**Objective**
Give the entries again exactly, every one of them.

*** Data records

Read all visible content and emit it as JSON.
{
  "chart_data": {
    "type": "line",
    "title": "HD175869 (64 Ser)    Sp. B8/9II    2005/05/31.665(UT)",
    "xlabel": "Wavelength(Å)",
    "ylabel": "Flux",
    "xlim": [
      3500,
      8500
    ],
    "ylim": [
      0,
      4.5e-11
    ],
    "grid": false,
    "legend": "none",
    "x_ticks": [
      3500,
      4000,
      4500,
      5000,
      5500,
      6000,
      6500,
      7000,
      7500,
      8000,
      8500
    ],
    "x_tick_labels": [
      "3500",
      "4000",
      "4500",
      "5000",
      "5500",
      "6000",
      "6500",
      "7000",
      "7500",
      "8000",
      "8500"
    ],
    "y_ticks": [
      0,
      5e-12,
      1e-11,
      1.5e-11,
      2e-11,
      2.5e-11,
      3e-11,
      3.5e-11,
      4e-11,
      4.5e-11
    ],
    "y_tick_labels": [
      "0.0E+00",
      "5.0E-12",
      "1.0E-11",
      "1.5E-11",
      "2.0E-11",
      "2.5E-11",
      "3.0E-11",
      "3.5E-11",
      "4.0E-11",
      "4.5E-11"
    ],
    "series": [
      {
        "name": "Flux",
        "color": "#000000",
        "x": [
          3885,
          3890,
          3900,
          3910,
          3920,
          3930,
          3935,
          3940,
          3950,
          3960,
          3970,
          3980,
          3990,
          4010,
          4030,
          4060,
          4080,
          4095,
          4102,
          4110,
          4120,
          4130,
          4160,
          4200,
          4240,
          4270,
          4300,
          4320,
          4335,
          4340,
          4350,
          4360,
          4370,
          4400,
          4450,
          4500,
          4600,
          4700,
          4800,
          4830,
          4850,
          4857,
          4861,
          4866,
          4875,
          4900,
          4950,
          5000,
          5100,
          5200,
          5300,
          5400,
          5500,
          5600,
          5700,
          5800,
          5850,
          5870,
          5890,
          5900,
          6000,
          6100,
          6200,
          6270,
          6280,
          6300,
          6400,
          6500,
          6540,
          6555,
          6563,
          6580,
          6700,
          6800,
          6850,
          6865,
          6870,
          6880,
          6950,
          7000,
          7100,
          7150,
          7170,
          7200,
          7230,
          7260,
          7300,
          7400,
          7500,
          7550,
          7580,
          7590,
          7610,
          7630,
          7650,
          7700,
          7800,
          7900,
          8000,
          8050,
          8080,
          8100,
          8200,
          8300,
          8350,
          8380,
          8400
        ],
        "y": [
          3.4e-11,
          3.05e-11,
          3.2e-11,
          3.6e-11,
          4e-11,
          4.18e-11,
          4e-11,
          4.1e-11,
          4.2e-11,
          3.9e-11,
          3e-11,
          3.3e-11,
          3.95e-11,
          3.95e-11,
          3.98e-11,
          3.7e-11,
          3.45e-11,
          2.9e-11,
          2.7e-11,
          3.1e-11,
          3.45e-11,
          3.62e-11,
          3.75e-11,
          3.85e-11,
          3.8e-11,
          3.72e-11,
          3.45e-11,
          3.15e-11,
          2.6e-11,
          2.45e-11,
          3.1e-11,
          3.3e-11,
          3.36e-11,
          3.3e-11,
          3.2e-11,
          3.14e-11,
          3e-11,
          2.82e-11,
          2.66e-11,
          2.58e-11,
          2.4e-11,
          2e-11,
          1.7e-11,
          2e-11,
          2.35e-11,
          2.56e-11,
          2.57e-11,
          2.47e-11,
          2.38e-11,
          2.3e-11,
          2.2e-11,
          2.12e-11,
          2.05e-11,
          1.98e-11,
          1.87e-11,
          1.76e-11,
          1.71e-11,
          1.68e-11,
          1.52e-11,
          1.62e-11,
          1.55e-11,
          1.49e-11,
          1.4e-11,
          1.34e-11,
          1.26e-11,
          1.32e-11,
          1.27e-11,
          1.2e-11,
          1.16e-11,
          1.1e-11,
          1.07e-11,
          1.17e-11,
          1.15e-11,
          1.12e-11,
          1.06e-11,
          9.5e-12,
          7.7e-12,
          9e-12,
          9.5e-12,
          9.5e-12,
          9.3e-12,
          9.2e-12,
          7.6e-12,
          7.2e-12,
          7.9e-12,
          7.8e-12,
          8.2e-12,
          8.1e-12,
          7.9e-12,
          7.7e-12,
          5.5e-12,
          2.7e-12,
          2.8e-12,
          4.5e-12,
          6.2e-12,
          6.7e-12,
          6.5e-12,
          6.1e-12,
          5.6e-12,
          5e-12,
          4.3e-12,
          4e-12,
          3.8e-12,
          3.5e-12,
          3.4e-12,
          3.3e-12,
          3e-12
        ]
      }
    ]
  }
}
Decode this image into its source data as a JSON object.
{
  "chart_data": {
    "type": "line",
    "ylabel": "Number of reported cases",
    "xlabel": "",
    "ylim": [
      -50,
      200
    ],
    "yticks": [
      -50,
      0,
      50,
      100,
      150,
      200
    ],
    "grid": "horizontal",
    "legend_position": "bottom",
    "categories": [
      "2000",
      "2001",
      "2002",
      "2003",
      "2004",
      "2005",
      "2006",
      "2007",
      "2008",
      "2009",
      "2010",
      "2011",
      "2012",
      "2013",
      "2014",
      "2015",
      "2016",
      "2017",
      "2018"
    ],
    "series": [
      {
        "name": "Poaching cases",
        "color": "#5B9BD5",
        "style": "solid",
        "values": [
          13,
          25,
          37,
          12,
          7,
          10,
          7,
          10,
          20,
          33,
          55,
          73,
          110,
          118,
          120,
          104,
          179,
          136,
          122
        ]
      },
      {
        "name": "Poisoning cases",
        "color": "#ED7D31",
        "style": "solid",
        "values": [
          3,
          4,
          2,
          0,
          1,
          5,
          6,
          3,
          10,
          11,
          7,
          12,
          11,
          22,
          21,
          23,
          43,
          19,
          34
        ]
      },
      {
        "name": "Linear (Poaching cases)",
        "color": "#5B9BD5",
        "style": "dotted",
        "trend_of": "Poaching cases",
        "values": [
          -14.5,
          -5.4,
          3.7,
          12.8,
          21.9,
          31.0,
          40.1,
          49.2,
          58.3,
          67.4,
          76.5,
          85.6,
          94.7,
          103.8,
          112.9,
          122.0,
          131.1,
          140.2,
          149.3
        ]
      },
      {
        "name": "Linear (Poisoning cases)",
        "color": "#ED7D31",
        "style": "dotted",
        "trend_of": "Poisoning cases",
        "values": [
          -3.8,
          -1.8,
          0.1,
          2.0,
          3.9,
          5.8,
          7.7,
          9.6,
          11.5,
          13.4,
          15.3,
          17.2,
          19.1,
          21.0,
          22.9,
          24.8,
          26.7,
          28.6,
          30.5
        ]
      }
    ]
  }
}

******

**Full answer**
Read all visible content and emit it as JSON.
{
  "chart_data": {
    "type": "line",
    "title": "HD175869 (64 Ser)    Sp. B8/9II    2005/05/31.665(UT)",
    "xlabel": "Wavelength(Å)",
    "ylabel": "Flux",
    "xlim": [
      3500,
      8500
    ],
    "ylim": [
      0,
      4.5e-11
    ],
    "grid": false,
    "legend": "none",
    "x_ticks": [
      3500,
      4000,
      4500,
      5000,
      5500,
      6000,
      6500,
      7000,
      7500,
      8000,
      8500
    ],
    "x_tick_labels": [
      "3500",
      "4000",
      "4500",
      "5000",
      "5500",
      "6000",
      "6500",
      "7000",
      "7500",
      "8000",
      "8500"
    ],
    "y_ticks": [
      0,
      5e-12,
      1e-11,
      1.5e-11,
      2e-11,
      2.5e-11,
      3e-11,
      3.5e-11,
      4e-11,
      4.5e-11
    ],
    "y_tick_labels": [
      "0.0E+00",
      "5.0E-12",
      "1.0E-11",
      "1.5E-11",
      "2.0E-11",
      "2.5E-11",
      "3.0E-11",
      "3.5E-11",
      "4.0E-11",
      "4.5E-11"
    ],
    "series": [
      {
        "name": "Flux",
        "color": "#000000",
        "x": [
          3885,
          3890,
          3900,
          3910,
          3920,
          3930,
          3935,
          3940,
          3950,
          3960,
          3970,
          3980,
          3990,
          4010,
          4030,
          4060,
          4080,
          4095,
          4102,
          4110,
          4120,
          4130,
          4160,
          4200,
          4240,
          4270,
          4300,
          4320,
          4335,
          4340,
          4350,
          4360,
          4370,
          4400,
          4450,
          4500,
          4600,
          4700,
          4800,
          4830,
          4850,
          4857,
          4861,
          4866,
          4875,
          4900,
          4950,
          5000,
          5100,
          5200,
          5300,
          5400,
          5500,
          5600,
          5700,
          5800,
          5850,
          5870,
          5890,
          5900,
          6000,
          6100,
          6200,
          6270,
          6280,
          6300,
          6400,
          6500,
          6540,
          6555,
          6563,
          6580,
          6700,
          6800,
          6850,
          6865,
          6870,
          6880,
          6950,
          7000,
          7100,
          7150,
          7170,
          7200,
          7230,
          7260,
          7300,
          7400,
          7500,
          7550,
          7580,
          7590,
          7610,
          7630,
          7650,
          7700,
          7800,
          7900,
          8000,
          8050,
          8080,
          8100,
          8200,
          8300,
          8350,
          8380,
          8400
        ],
        "y": [
          3.4e-11,
          3.05e-11,
          3.2e-11,
          3.6e-11,
          4e-11,
          4.18e-11,
          4e-11,
          4.1e-11,
          4.2e-11,
          3.9e-11,
          3e-11,
          3.3e-11,
          3.95e-11,
          3.95e-11,
          3.98e-11,
          3.7e-11,
          3.45e-11,
          2.9e-11,
          2.7e-11,
          3.1e-11,
          3.45e-11,
          3.62e-11,
          3.75e-11,
          3.85e-11,
          3.8e-11,
          3.72e-11,
          3.45e-11,
          3.15e-11,
          2.6e-11,
          2.45e-11,
          3.1e-11,
          3.3e-11,
          3.36e-11,
          3.3e-11,
          3.2e-11,
          3.14e-11,
          3e-11,
          2.82e-11,
          2.66e-11,
          2.58e-11,
          2.4e-11,
          2e-11,
          1.7e-11,
          2e-11,
          2.35e-11,
          2.56e-11,
          2.57e-11,
          2.47e-11,
          2.38e-11,
          2.3e-11,
          2.2e-11,
          2.12e-11,
          2.05e-11,
          1.98e-11,
          1.87e-11,
          1.76e-11,
          1.71e-11,
          1.68e-11,
          1.52e-11,
          1.62e-11,
          1.55e-11,
          1.49e-11,
          1.4e-11,
          1.34e-11,
          1.26e-11,
          1.32e-11,
          1.27e-11,
          1.2e-11,
          1.16e-11,
          1.1e-11,
          1.07e-11,
          1.17e-11,
          1.15e-11,
          1.12e-11,
          1.06e-11,
          9.5e-12,
          7.7e-12,
          9e-12,
          9.5e-12,
          9.5e-12,
          9.3e-12,
          9.2e-12,
          7.6e-12,
          7.2e-12,
          7.9e-12,
          7.8e-12,
          8.2e-12,
          8.1e-12,
          7.9e-12,
          7.7e-12,
          5.5e-12,
          2.7e-12,
          2.8e-12,
          4.5e-12,
          6.2e-12,
          6.7e-12,
          6.5e-12,
          6.1e-12,
          5.6e-12,
          5e-12,
          4.3e-12,
          4e-12,
          3.8e-12,
          3.5e-12,
          3.4e-12,
          3.3e-12,
          3e-12
        ]
      }
    ]
  }
}
Decode this image into its source data as a JSON object.
{
  "chart_data": {
    "type": "line",
    "ylabel": "Number of reported cases",
    "xlabel": "",
    "ylim": [
      -50,
      200
    ],
    "yticks": [
      -50,
      0,
      50,
      100,
      150,
      200
    ],
    "grid": "horizontal",
    "legend_position": "bottom",
    "categories": [
      "2000",
      "2001",
      "2002",
      "2003",
      "2004",
      "2005",
      "2006",
      "2007",
      "2008",
      "2009",
      "2010",
      "2011",
      "2012",
      "2013",
      "2014",
      "2015",
      "2016",
      "2017",
      "2018"
    ],
    "series": [
      {
        "name": "Poaching cases",
        "color": "#5B9BD5",
        "style": "solid",
        "values": [
          13,
          25,
          37,
          12,
          7,
          10,
          7,
          10,
          20,
          33,
          55,
          73,
          110,
          118,
          120,
          104,
          179,
          136,
          122
        ]
      },
      {
        "name": "Poisoning cases",
        "color": "#ED7D31",
        "style": "solid",
        "values": [
          3,
          4,
          2,
          0,
          1,
          5,
          6,
          3,
          10,
          11,
          7,
          12,
          11,
          22,
          21,
          23,
          43,
          19,
          34
        ]
      },
      {
        "name": "Linear (Poaching cases)",
        "color": "#5B9BD5",
        "style": "dotted",
        "trend_of": "Poaching cases",
        "values": [
          -14.5,
          -5.4,
          3.7,
          12.8,
          21.9,
          31.0,
          40.1,
          49.2,
          58.3,
          67.4,
          76.5,
          85.6,
          94.7,
          103.8,
          112.9,
          122.0,
          131.1,
          140.2,
          149.3
        ]
      },
      {
        "name": "Linear (Poisoning cases)",
        "color": "#ED7D31",
        "style": "dotted",
        "trend_of": "Poisoning cases",
        "values": [
          -3.8,
          -1.8,
          0.1,
          2.0,
          3.9,
          5.8,
          7.7,
          9.6,
          11.5,
          13.4,
          15.3,
          17.2,
          19.1,
          21.0,
          22.9,
          24.8,
          26.7,
          28.6,
          30.5
        ]
      }
    ]
  }
}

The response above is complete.